- Written instruction -
Repeat, exactly and completely, the entries shown underneath.

[Entries with figure data]
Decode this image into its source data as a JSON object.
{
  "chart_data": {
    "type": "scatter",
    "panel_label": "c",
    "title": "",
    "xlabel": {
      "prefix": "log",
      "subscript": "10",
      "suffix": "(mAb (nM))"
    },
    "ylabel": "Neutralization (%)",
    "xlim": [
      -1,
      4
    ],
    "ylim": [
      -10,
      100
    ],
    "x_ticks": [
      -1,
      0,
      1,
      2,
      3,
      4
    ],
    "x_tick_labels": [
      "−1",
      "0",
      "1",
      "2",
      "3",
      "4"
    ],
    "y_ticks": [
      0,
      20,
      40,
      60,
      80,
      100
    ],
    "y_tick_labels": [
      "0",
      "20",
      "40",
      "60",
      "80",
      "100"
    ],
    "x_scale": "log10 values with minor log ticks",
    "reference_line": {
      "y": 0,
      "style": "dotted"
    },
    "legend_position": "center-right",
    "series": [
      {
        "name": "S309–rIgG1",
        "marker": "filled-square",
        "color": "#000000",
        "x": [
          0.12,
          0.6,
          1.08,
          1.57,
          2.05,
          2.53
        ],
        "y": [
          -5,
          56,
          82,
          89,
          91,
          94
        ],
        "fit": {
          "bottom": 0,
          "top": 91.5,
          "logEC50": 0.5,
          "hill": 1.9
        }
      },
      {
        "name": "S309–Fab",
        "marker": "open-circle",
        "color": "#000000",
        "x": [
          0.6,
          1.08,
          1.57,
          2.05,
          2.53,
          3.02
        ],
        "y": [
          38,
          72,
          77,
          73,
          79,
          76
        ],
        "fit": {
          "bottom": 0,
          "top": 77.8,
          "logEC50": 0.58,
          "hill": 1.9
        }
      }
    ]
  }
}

- Correct answer -
Decode this image into its source data as a JSON object.
{
  "chart_data": {
    "type": "scatter",
    "panel_label": "c",
    "title": "",
    "xlabel": {
      "prefix": "log",
      "subscript": "10",
      "suffix": "(mAb (nM))"
    },
    "ylabel": "Neutralization (%)",
    "xlim": [
      -1,
      4
    ],
    "ylim": [
      -10,
      100
    ],
    "x_ticks": [
      -1,
      0,
      1,
      2,
      3,
      4
    ],
    "x_tick_labels": [
      "−1",
      "0",
      "1",
      "2",
      "3",
      "4"
    ],
    "y_ticks": [
      0,
      20,
      40,
      60,
      80,
      100
    ],
    "y_tick_labels": [
      "0",
      "20",
      "40",
      "60",
      "80",
      "100"
    ],
    "x_scale": "log10 values with minor log ticks",
    "reference_line": {
      "y": 0,
      "style": "dotted"
    },
    "legend_position": "center-right",
    "series": [
      {
        "name": "S309–rIgG1",
        "marker": "filled-square",
        "color": "#000000",
        "x": [
          0.12,
          0.6,
          1.08,
          1.57,
          2.05,
          2.53
        ],
        "y": [
          -5,
          56,
          82,
          89,
          91,
          94
        ],
        "fit": {
          "bottom": 0,
          "top": 91.5,
          "logEC50": 0.5,
          "hill": 1.9
        }
      },
      {
        "name": "S309–Fab",
        "marker": "open-circle",
        "color": "#000000",
        "x": [
          0.6,
          1.08,
          1.57,
          2.05,
          2.53,
          3.02
        ],
        "y": [
          38,
          72,
          77,
          73,
          79,
          76
        ],
        "fit": {
          "bottom": 0,
          "top": 77.8,
          "logEC50": 0.58,
          "hill": 1.9
        }
      }
    ]
  }
}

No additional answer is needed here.